What you will do: Pull every line with the word "this" out of the entries below.

++++ Input material

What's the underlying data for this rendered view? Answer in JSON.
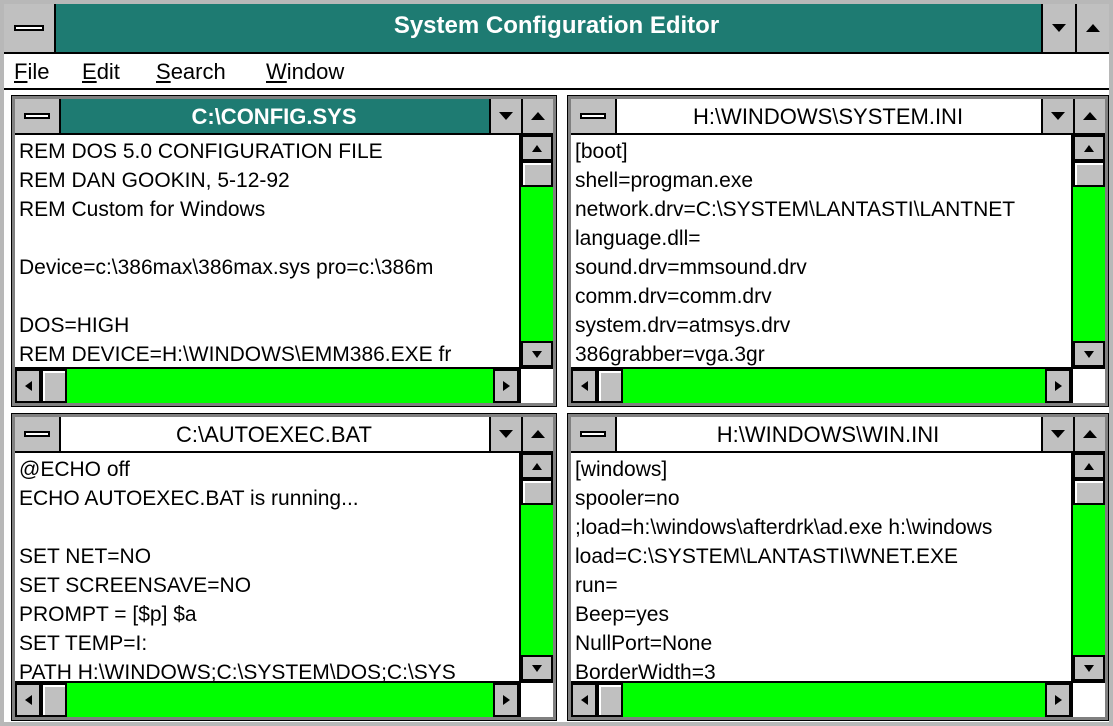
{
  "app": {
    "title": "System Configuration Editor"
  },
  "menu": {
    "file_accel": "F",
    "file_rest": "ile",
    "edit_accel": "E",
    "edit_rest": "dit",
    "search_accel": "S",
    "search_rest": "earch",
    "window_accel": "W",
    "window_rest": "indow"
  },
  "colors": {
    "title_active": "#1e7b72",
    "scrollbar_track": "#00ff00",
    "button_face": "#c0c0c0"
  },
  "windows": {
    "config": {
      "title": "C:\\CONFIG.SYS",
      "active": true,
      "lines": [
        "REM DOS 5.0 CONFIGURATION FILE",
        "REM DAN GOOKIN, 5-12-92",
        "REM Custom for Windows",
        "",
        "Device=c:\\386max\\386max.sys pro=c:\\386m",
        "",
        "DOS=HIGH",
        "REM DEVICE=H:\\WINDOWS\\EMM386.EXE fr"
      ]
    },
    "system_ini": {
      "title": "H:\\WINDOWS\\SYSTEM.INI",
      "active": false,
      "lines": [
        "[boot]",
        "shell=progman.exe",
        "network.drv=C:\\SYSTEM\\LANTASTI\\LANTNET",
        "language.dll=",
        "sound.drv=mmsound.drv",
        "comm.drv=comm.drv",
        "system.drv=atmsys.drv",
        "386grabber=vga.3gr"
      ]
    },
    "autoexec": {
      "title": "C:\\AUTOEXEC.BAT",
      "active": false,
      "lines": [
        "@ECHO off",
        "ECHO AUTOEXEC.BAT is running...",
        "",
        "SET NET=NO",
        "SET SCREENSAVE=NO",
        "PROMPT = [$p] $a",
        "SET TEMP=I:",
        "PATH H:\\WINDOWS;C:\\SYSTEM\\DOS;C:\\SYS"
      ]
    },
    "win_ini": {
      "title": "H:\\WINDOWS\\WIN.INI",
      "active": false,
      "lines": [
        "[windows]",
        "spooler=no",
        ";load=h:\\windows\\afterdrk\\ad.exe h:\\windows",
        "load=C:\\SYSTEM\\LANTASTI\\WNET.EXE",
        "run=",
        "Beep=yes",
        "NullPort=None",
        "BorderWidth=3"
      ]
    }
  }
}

++++++++
++++ Input material

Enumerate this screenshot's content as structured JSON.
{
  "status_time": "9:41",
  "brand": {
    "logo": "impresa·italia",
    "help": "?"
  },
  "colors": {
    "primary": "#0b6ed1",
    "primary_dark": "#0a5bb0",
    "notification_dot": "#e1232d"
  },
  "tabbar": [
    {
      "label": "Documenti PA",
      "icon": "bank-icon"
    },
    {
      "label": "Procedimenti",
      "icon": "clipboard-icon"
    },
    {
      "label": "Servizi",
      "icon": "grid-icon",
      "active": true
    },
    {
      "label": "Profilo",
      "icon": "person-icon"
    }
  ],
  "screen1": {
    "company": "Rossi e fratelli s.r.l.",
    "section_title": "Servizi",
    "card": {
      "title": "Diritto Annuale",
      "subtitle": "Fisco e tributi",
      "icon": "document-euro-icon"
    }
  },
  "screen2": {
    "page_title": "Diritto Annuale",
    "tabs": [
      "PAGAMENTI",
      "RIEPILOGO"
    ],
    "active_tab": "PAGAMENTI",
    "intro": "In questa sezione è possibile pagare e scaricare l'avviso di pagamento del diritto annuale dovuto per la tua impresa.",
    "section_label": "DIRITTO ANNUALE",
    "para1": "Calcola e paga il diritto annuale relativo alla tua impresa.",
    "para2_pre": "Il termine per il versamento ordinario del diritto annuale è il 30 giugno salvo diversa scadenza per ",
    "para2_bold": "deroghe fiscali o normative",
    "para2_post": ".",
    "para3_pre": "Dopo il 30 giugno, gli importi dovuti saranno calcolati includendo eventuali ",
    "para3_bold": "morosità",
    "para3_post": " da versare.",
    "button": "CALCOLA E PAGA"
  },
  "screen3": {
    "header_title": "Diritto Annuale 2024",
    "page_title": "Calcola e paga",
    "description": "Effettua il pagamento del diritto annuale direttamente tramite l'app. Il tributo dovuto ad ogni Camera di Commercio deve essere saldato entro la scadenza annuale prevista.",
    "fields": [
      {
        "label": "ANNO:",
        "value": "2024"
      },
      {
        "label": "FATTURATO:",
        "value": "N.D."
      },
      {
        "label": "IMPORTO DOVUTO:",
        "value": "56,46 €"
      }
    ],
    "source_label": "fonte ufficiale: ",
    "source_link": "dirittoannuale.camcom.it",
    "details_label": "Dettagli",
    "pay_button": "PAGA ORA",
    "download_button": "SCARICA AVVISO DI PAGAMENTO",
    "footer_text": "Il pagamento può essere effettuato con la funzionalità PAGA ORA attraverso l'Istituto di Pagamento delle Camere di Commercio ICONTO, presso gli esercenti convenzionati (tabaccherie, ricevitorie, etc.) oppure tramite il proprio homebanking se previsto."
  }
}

++++++++

Answer in full:
What's the underlying data for this rendered view? Answer in JSON.
Enumerate this screenshot's content as structured JSON.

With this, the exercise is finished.